>>>>>
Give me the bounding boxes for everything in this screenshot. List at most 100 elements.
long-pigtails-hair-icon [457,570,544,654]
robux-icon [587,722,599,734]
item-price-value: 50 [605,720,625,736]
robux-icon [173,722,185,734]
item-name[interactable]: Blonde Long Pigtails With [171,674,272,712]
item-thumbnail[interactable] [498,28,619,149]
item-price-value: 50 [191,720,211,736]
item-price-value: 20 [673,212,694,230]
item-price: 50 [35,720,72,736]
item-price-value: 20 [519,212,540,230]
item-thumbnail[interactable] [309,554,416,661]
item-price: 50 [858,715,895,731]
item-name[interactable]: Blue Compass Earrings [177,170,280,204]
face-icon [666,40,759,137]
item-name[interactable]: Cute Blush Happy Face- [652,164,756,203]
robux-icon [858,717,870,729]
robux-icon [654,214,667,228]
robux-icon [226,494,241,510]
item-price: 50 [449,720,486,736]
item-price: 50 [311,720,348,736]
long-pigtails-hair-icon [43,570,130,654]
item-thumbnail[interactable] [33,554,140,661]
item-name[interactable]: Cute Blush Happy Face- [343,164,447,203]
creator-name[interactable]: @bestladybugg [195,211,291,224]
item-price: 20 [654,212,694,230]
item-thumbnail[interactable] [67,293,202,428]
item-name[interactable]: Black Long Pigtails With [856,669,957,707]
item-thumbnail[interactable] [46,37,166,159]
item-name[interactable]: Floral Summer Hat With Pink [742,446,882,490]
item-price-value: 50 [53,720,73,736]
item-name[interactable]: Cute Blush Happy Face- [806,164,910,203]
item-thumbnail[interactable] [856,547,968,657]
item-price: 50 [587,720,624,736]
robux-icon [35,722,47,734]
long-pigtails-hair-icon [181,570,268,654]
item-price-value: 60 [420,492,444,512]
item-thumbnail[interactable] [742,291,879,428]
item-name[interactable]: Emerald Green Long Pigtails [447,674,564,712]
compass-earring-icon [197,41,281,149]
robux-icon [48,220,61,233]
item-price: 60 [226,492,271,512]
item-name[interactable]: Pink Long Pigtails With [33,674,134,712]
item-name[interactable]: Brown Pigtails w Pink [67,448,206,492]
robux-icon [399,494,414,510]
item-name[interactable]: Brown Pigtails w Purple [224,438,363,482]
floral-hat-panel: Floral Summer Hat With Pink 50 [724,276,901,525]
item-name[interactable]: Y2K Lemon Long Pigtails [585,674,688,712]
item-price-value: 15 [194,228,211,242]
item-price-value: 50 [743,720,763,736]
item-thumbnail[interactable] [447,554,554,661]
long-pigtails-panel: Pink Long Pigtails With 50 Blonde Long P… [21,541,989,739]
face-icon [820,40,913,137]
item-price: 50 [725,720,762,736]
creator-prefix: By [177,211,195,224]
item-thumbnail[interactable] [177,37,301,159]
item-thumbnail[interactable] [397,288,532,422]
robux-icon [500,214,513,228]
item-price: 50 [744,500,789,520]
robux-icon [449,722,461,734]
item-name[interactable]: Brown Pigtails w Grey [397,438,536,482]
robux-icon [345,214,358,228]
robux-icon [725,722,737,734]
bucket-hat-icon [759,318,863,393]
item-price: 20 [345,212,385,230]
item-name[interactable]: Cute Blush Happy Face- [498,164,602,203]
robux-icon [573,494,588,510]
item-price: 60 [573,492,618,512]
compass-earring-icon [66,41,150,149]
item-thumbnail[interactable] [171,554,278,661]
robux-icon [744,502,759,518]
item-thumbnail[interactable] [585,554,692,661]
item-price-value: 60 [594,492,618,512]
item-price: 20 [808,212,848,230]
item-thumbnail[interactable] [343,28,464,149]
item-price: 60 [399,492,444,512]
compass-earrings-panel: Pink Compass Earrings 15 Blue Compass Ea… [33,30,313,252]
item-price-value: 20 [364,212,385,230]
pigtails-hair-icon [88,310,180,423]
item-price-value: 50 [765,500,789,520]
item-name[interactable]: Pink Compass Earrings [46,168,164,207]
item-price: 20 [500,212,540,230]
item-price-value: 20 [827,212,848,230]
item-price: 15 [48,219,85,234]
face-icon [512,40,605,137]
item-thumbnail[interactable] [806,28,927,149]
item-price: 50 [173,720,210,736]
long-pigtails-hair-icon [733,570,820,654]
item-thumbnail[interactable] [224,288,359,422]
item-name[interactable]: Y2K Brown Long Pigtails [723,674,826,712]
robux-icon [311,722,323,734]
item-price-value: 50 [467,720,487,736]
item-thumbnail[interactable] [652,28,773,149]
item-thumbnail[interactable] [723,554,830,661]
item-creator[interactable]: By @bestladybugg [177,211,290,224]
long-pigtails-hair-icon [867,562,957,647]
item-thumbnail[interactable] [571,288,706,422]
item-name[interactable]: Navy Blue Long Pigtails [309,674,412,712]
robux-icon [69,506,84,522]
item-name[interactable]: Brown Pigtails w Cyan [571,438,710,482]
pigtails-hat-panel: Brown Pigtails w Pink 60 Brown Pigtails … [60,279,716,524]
<<<<<
THE TASK: Copy out every line of the records above, keeping each one character for character.

TASK RESULT:
Give me the bounding boxes for everything in this screenshot. List at most 100 elements.
long-pigtails-hair-icon [457,570,544,654]
robux-icon [587,722,599,734]
item-price-value: 50 [605,720,625,736]
robux-icon [173,722,185,734]
item-name[interactable]: Blonde Long Pigtails With [171,674,272,712]
item-thumbnail[interactable] [498,28,619,149]
item-price-value: 50 [191,720,211,736]
item-price-value: 20 [673,212,694,230]
item-price: 50 [35,720,72,736]
item-price-value: 20 [519,212,540,230]
item-thumbnail[interactable] [309,554,416,661]
item-price: 50 [858,715,895,731]
item-name[interactable]: Blue Compass Earrings [177,170,280,204]
face-icon [666,40,759,137]
item-name[interactable]: Cute Blush Happy Face- [652,164,756,203]
robux-icon [858,717,870,729]
robux-icon [654,214,667,228]
robux-icon [226,494,241,510]
item-price: 50 [449,720,486,736]
item-price: 50 [311,720,348,736]
long-pigtails-hair-icon [43,570,130,654]
item-thumbnail[interactable] [33,554,140,661]
item-name[interactable]: Cute Blush Happy Face- [343,164,447,203]
creator-name[interactable]: @bestladybugg [195,211,291,224]
item-price: 20 [654,212,694,230]
item-thumbnail[interactable] [67,293,202,428]
item-name[interactable]: Black Long Pigtails With [856,669,957,707]
item-thumbnail[interactable] [46,37,166,159]
item-name[interactable]: Floral Summer Hat With Pink [742,446,882,490]
item-price-value: 50 [53,720,73,736]
item-name[interactable]: Cute Blush Happy Face- [806,164,910,203]
item-thumbnail[interactable] [856,547,968,657]
item-price: 50 [587,720,624,736]
robux-icon [35,722,47,734]
long-pigtails-hair-icon [181,570,268,654]
item-price-value: 60 [420,492,444,512]
item-thumbnail[interactable] [742,291,879,428]
item-name[interactable]: Emerald Green Long Pigtails [447,674,564,712]
compass-earring-icon [197,41,281,149]
robux-icon [48,220,61,233]
item-price: 60 [226,492,271,512]
item-name[interactable]: Pink Long Pigtails With [33,674,134,712]
item-name[interactable]: Brown Pigtails w Pink [67,448,206,492]
robux-icon [399,494,414,510]
item-name[interactable]: Brown Pigtails w Purple [224,438,363,482]
floral-hat-panel: Floral Summer Hat With Pink 50 [724,276,901,525]
item-name[interactable]: Y2K Lemon Long Pigtails [585,674,688,712]
item-price-value: 15 [194,228,211,242]
item-price-value: 50 [743,720,763,736]
item-thumbnail[interactable] [447,554,554,661]
long-pigtails-panel: Pink Long Pigtails With 50 Blonde Long P… [21,541,989,739]
face-icon [820,40,913,137]
item-price: 50 [725,720,762,736]
creator-prefix: By [177,211,195,224]
item-thumbnail[interactable] [177,37,301,159]
item-thumbnail[interactable] [397,288,532,422]
robux-icon [500,214,513,228]
item-price: 50 [744,500,789,520]
robux-icon [449,722,461,734]
item-name[interactable]: Brown Pigtails w Grey [397,438,536,482]
robux-icon [345,214,358,228]
robux-icon [725,722,737,734]
bucket-hat-icon [759,318,863,393]
item-price: 20 [345,212,385,230]
item-name[interactable]: Cute Blush Happy Face- [498,164,602,203]
robux-icon [573,494,588,510]
item-price: 60 [573,492,618,512]
compass-earring-icon [66,41,150,149]
item-thumbnail[interactable] [171,554,278,661]
robux-icon [744,502,759,518]
item-thumbnail[interactable] [585,554,692,661]
item-price-value: 60 [594,492,618,512]
item-price: 20 [808,212,848,230]
item-thumbnail[interactable] [343,28,464,149]
item-price: 60 [399,492,444,512]
compass-earrings-panel: Pink Compass Earrings 15 Blue Compass Ea… [33,30,313,252]
item-price-value: 20 [364,212,385,230]
pigtails-hair-icon [88,310,180,423]
item-price-value: 50 [765,500,789,520]
item-name[interactable]: Pink Compass Earrings [46,168,164,207]
item-price: 20 [500,212,540,230]
item-price-value: 20 [827,212,848,230]
item-price: 15 [48,219,85,234]
face-icon [512,40,605,137]
item-thumbnail[interactable] [806,28,927,149]
item-price: 50 [173,720,210,736]
long-pigtails-hair-icon [733,570,820,654]
item-thumbnail[interactable] [224,288,359,422]
item-name[interactable]: Y2K Brown Long Pigtails [723,674,826,712]
robux-icon [311,722,323,734]
item-price-value: 50 [467,720,487,736]
item-thumbnail[interactable] [652,28,773,149]
item-thumbnail[interactable] [723,554,830,661]
item-creator[interactable]: By @bestladybugg [177,211,290,224]
long-pigtails-hair-icon [867,562,957,647]
item-thumbnail[interactable] [571,288,706,422]
item-name[interactable]: Navy Blue Long Pigtails [309,674,412,712]
robux-icon [69,506,84,522]
item-name[interactable]: Brown Pigtails w Cyan [571,438,710,482]
pigtails-hat-panel: Brown Pigtails w Pink 60 Brown Pigtails … [60,279,716,524]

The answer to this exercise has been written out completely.